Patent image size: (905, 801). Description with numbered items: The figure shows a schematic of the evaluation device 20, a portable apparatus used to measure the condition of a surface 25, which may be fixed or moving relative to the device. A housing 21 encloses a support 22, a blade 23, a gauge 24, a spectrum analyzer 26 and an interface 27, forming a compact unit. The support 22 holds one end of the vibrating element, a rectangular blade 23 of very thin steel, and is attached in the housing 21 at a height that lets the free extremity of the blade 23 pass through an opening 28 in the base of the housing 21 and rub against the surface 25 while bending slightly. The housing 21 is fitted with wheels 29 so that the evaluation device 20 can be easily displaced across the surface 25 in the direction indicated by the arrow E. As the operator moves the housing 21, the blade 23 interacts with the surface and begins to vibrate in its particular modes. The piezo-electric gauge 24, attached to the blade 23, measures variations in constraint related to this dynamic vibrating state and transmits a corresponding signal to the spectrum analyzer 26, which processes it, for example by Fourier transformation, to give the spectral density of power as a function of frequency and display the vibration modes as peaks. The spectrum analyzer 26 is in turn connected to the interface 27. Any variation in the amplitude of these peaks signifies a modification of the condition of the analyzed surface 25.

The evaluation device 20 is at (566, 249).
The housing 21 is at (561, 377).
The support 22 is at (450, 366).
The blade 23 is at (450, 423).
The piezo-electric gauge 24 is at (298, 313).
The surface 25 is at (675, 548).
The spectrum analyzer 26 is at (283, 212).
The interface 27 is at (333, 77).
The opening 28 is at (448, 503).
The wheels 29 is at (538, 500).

■ ■ ■

Convert the items above into a Markdown table with two columns, No. and Entry, giving each non-blank line its own numbered row.

- _Output of the exercise_
| No. | Entry |
|---|---|
| 1 | Patent image size: (905, 801). Description with numbered items: The figure shows a schematic of the evaluation device 20, a portable apparatus used to measure the condition of a surface 25, which may be fixed or moving relative to the device. A housing 21 encloses a support 22, a blade 23, a gauge 24, a spectrum analyzer 26 and an interface 27, forming a compact unit. The support 22 holds one end of the vibrating element, a rectangular blade 23 of very thin steel, and is attached in the housing 21 at a height that lets the free extremity of the blade 23 pass through an opening 28 in the base of the housing 21 and rub against the surface 25 while bending slightly. The housing 21 is fitted with wheels 29 so that the evaluation device 20 can be easily displaced across the surface 25 in the direction indicated by the arrow E. As the operator moves the housing 21, the blade 23 interacts with the surface and begins to vibrate in its particular modes. The piezo-electric gauge 24, attached to the blade 23, measures variations in constraint related to this dynamic vibrating state and transmits a corresponding signal to the spectrum analyzer 26, which processes it, for example by Fourier transformation, to give the spectral density of power as a function of frequency and display the vibration modes as peaks. The spectrum analyzer 26 is in turn connected to the interface 27. Any variation in the amplitude of these peaks signifies a modification of the condition of the analyzed surface 25. |
| 2 | The evaluation device 20 is at (566, 249). |
| 3 | The housing 21 is at (561, 377). |
| 4 | The support 22 is at (450, 366). |
| 5 | The blade 23 is at (450, 423). |
| 6 | The piezo-electric gauge 24 is at (298, 313). |
| 7 | The surface 25 is at (675, 548). |
| 8 | The spectrum analyzer 26 is at (283, 212). |
| 9 | The interface 27 is at (333, 77). |
| 10 | The opening 28 is at (448, 503). |
| 11 | The wheels 29 is at (538, 500). |